**Exercise aim**
Gather all lines in the data that hold the string "name".

Figure contents as structured data
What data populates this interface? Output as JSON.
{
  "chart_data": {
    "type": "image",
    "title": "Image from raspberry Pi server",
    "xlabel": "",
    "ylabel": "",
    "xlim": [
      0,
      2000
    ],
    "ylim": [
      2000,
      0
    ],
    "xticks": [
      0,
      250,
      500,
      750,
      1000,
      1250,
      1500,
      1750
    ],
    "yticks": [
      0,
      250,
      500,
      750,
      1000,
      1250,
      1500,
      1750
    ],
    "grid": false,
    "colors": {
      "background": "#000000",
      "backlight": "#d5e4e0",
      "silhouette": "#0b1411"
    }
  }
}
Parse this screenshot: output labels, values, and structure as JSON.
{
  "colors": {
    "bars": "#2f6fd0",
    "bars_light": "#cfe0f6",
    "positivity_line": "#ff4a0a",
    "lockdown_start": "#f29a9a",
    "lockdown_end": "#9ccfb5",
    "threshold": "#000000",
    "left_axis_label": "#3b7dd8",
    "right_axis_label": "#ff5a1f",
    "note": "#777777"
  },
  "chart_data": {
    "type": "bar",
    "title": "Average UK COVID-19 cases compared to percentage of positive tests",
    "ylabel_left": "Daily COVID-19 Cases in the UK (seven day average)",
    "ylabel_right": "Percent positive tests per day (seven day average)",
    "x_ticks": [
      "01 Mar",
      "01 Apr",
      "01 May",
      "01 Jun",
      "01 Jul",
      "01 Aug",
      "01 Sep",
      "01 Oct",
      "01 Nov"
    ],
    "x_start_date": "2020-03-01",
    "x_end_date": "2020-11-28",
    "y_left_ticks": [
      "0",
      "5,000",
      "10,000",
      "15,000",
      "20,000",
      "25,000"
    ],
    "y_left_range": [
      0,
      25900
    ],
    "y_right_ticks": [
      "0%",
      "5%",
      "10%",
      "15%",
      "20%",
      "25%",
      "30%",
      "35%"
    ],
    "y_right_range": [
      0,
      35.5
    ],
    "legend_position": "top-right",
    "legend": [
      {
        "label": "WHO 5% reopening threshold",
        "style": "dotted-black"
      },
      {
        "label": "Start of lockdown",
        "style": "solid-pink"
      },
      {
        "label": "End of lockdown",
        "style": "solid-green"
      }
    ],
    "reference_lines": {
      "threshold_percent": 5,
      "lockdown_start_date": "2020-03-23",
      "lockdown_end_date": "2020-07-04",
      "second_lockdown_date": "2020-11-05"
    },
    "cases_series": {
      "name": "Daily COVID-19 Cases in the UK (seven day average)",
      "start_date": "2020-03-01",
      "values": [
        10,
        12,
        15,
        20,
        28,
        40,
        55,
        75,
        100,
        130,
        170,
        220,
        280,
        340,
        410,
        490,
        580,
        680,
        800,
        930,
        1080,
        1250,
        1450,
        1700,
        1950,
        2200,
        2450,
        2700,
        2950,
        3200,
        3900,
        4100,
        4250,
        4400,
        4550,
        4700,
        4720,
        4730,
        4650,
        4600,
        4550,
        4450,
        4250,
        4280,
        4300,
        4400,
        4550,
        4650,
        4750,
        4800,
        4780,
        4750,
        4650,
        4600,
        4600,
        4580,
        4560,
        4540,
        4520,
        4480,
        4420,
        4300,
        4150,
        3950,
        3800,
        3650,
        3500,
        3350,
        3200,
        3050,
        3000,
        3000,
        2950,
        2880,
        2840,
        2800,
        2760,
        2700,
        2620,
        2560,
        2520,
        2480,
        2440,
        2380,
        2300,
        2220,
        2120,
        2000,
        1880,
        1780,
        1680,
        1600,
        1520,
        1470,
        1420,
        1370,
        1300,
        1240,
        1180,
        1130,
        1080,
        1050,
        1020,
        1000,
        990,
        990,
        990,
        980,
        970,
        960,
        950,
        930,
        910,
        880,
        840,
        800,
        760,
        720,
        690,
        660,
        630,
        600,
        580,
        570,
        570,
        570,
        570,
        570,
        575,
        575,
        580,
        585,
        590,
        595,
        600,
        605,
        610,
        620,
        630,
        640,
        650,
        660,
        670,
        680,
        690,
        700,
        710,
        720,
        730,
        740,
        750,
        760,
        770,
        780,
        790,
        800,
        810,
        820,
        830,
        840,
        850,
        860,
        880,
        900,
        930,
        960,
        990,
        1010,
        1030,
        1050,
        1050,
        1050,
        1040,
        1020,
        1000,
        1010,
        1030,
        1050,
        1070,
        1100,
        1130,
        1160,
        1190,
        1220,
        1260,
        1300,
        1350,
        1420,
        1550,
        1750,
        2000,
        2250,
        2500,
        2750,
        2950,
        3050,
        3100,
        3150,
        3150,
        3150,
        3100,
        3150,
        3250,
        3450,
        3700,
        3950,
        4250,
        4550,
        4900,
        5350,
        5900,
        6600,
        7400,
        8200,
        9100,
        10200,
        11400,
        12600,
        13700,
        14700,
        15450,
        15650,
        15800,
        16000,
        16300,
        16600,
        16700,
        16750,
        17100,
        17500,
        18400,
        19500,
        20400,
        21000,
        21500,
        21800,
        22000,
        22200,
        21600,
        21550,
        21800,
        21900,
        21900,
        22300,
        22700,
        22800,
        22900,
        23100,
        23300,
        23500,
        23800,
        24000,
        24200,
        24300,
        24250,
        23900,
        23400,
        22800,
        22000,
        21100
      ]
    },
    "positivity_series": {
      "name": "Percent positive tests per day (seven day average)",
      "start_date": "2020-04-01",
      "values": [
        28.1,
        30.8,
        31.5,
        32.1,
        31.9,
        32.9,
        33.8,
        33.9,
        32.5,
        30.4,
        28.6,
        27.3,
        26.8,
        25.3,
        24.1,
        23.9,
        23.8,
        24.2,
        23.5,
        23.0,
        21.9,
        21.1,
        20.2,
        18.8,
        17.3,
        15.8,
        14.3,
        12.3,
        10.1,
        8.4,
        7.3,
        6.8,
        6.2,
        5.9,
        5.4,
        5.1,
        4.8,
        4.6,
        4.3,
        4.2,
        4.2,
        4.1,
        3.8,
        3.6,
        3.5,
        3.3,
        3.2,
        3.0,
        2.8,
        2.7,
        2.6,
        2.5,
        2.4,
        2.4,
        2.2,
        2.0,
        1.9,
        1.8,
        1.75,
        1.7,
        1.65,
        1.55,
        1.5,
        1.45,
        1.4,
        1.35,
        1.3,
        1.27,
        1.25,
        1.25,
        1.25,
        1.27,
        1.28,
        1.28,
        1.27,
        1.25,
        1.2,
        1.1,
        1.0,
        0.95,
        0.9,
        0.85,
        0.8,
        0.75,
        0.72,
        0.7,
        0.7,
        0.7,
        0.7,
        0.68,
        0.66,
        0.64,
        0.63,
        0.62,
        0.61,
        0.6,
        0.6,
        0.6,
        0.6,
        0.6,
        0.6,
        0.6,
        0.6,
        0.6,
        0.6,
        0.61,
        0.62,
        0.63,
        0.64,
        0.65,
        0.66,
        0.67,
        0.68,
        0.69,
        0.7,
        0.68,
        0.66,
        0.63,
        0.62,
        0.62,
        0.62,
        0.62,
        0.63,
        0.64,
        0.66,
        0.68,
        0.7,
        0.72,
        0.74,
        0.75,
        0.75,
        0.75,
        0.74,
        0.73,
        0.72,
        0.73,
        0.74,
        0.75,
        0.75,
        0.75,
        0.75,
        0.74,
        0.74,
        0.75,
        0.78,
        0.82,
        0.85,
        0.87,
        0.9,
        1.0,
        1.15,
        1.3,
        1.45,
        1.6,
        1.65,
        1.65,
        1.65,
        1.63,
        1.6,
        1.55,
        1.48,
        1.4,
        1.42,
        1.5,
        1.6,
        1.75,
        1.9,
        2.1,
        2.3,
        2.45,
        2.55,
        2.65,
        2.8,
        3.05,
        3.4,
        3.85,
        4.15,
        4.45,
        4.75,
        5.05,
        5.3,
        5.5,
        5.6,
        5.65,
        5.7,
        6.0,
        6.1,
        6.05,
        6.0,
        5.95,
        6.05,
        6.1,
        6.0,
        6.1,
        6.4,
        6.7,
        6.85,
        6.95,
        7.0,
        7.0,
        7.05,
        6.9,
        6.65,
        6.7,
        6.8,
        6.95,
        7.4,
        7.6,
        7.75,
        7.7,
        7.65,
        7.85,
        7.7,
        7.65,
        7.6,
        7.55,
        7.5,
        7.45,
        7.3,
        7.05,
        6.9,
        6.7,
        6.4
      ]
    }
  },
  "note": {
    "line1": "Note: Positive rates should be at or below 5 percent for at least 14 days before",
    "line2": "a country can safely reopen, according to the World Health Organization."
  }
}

**Output for this task**
      "name": "Daily COVID-19 Cases in the UK (seven day average)",
      "name": "Percent positive tests per day (seven day average)",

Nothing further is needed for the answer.